▼

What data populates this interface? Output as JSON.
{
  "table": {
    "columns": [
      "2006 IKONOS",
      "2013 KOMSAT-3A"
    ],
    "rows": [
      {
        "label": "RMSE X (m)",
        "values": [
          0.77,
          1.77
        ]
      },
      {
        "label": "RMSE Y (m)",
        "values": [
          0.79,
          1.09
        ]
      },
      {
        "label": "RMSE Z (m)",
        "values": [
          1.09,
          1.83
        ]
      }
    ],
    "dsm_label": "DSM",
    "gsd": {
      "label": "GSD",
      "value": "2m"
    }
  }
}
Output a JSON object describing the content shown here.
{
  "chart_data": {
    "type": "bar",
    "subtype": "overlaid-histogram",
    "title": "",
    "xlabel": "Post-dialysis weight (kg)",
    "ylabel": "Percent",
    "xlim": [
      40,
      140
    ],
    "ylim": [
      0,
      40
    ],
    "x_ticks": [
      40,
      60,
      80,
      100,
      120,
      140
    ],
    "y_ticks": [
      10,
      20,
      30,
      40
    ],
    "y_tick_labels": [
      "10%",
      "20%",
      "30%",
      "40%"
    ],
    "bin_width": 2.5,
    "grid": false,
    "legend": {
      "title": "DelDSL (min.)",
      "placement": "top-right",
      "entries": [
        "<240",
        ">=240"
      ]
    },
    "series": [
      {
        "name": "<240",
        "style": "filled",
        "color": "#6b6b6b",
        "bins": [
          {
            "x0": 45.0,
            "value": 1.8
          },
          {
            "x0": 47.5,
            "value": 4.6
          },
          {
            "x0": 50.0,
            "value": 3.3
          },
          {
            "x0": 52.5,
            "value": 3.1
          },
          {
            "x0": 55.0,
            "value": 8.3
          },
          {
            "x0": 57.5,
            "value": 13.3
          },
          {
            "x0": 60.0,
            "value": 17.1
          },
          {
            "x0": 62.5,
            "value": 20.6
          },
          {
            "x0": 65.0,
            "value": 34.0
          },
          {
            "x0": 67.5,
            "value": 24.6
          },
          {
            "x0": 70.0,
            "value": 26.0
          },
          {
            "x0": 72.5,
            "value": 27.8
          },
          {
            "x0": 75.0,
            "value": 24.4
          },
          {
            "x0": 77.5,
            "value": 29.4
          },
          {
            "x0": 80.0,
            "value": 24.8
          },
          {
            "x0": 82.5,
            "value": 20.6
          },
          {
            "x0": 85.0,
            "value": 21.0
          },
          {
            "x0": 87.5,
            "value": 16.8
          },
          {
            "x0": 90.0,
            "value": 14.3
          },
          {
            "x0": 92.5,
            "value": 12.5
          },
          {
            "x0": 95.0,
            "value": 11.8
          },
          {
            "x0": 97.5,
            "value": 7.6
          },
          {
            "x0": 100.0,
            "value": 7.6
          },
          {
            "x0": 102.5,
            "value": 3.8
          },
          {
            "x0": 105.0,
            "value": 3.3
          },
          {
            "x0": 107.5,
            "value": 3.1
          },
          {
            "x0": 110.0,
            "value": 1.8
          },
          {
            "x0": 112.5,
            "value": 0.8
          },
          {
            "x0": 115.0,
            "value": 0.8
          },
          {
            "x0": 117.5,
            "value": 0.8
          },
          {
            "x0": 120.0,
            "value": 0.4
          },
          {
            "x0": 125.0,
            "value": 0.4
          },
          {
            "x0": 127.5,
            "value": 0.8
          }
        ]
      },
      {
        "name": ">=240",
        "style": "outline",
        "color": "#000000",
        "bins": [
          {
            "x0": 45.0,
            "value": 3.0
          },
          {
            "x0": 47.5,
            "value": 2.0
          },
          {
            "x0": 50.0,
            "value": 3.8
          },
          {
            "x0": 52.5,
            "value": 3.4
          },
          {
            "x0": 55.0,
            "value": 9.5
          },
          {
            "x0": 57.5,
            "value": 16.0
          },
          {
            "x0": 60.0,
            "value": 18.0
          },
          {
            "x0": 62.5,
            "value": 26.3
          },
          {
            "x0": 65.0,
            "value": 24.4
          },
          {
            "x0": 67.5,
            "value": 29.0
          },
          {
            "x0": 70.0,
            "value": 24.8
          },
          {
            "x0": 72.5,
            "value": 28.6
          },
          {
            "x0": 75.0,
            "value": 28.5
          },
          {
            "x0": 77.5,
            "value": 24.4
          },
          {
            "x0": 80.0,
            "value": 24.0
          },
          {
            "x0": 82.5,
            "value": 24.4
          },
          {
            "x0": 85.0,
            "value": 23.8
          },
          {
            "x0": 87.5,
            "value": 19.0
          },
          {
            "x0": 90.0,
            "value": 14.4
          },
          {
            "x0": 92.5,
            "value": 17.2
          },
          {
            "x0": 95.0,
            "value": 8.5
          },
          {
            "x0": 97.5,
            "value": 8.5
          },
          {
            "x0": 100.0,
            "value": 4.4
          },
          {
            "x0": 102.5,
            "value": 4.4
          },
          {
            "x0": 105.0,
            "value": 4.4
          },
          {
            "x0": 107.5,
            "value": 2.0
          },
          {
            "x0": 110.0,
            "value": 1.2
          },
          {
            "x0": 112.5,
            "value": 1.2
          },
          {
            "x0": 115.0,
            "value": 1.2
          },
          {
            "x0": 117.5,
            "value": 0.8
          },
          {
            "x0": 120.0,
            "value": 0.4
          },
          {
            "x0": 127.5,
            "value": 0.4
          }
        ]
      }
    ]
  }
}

▲

Set problem -> Type out all of the material again, word for word.

Answer to this exercise ->
What data populates this interface? Output as JSON.
{
  "table": {
    "columns": [
      "2006 IKONOS",
      "2013 KOMSAT-3A"
    ],
    "rows": [
      {
        "label": "RMSE X (m)",
        "values": [
          0.77,
          1.77
        ]
      },
      {
        "label": "RMSE Y (m)",
        "values": [
          0.79,
          1.09
        ]
      },
      {
        "label": "RMSE Z (m)",
        "values": [
          1.09,
          1.83
        ]
      }
    ],
    "dsm_label": "DSM",
    "gsd": {
      "label": "GSD",
      "value": "2m"
    }
  }
}
Output a JSON object describing the content shown here.
{
  "chart_data": {
    "type": "bar",
    "subtype": "overlaid-histogram",
    "title": "",
    "xlabel": "Post-dialysis weight (kg)",
    "ylabel": "Percent",
    "xlim": [
      40,
      140
    ],
    "ylim": [
      0,
      40
    ],
    "x_ticks": [
      40,
      60,
      80,
      100,
      120,
      140
    ],
    "y_ticks": [
      10,
      20,
      30,
      40
    ],
    "y_tick_labels": [
      "10%",
      "20%",
      "30%",
      "40%"
    ],
    "bin_width": 2.5,
    "grid": false,
    "legend": {
      "title": "DelDSL (min.)",
      "placement": "top-right",
      "entries": [
        "<240",
        ">=240"
      ]
    },
    "series": [
      {
        "name": "<240",
        "style": "filled",
        "color": "#6b6b6b",
        "bins": [
          {
            "x0": 45.0,
            "value": 1.8
          },
          {
            "x0": 47.5,
            "value": 4.6
          },
          {
            "x0": 50.0,
            "value": 3.3
          },
          {
            "x0": 52.5,
            "value": 3.1
          },
          {
            "x0": 55.0,
            "value": 8.3
          },
          {
            "x0": 57.5,
            "value": 13.3
          },
          {
            "x0": 60.0,
            "value": 17.1
          },
          {
            "x0": 62.5,
            "value": 20.6
          },
          {
            "x0": 65.0,
            "value": 34.0
          },
          {
            "x0": 67.5,
            "value": 24.6
          },
          {
            "x0": 70.0,
            "value": 26.0
          },
          {
            "x0": 72.5,
            "value": 27.8
          },
          {
            "x0": 75.0,
            "value": 24.4
          },
          {
            "x0": 77.5,
            "value": 29.4
          },
          {
            "x0": 80.0,
            "value": 24.8
          },
          {
            "x0": 82.5,
            "value": 20.6
          },
          {
            "x0": 85.0,
            "value": 21.0
          },
          {
            "x0": 87.5,
            "value": 16.8
          },
          {
            "x0": 90.0,
            "value": 14.3
          },
          {
            "x0": 92.5,
            "value": 12.5
          },
          {
            "x0": 95.0,
            "value": 11.8
          },
          {
            "x0": 97.5,
            "value": 7.6
          },
          {
            "x0": 100.0,
            "value": 7.6
          },
          {
            "x0": 102.5,
            "value": 3.8
          },
          {
            "x0": 105.0,
            "value": 3.3
          },
          {
            "x0": 107.5,
            "value": 3.1
          },
          {
            "x0": 110.0,
            "value": 1.8
          },
          {
            "x0": 112.5,
            "value": 0.8
          },
          {
            "x0": 115.0,
            "value": 0.8
          },
          {
            "x0": 117.5,
            "value": 0.8
          },
          {
            "x0": 120.0,
            "value": 0.4
          },
          {
            "x0": 125.0,
            "value": 0.4
          },
          {
            "x0": 127.5,
            "value": 0.8
          }
        ]
      },
      {
        "name": ">=240",
        "style": "outline",
        "color": "#000000",
        "bins": [
          {
            "x0": 45.0,
            "value": 3.0
          },
          {
            "x0": 47.5,
            "value": 2.0
          },
          {
            "x0": 50.0,
            "value": 3.8
          },
          {
            "x0": 52.5,
            "value": 3.4
          },
          {
            "x0": 55.0,
            "value": 9.5
          },
          {
            "x0": 57.5,
            "value": 16.0
          },
          {
            "x0": 60.0,
            "value": 18.0
          },
          {
            "x0": 62.5,
            "value": 26.3
          },
          {
            "x0": 65.0,
            "value": 24.4
          },
          {
            "x0": 67.5,
            "value": 29.0
          },
          {
            "x0": 70.0,
            "value": 24.8
          },
          {
            "x0": 72.5,
            "value": 28.6
          },
          {
            "x0": 75.0,
            "value": 28.5
          },
          {
            "x0": 77.5,
            "value": 24.4
          },
          {
            "x0": 80.0,
            "value": 24.0
          },
          {
            "x0": 82.5,
            "value": 24.4
          },
          {
            "x0": 85.0,
            "value": 23.8
          },
          {
            "x0": 87.5,
            "value": 19.0
          },
          {
            "x0": 90.0,
            "value": 14.4
          },
          {
            "x0": 92.5,
            "value": 17.2
          },
          {
            "x0": 95.0,
            "value": 8.5
          },
          {
            "x0": 97.5,
            "value": 8.5
          },
          {
            "x0": 100.0,
            "value": 4.4
          },
          {
            "x0": 102.5,
            "value": 4.4
          },
          {
            "x0": 105.0,
            "value": 4.4
          },
          {
            "x0": 107.5,
            "value": 2.0
          },
          {
            "x0": 110.0,
            "value": 1.2
          },
          {
            "x0": 112.5,
            "value": 1.2
          },
          {
            "x0": 115.0,
            "value": 1.2
          },
          {
            "x0": 117.5,
            "value": 0.8
          },
          {
            "x0": 120.0,
            "value": 0.4
          },
          {
            "x0": 127.5,
            "value": 0.4
          }
        ]
      }
    ]
  }
}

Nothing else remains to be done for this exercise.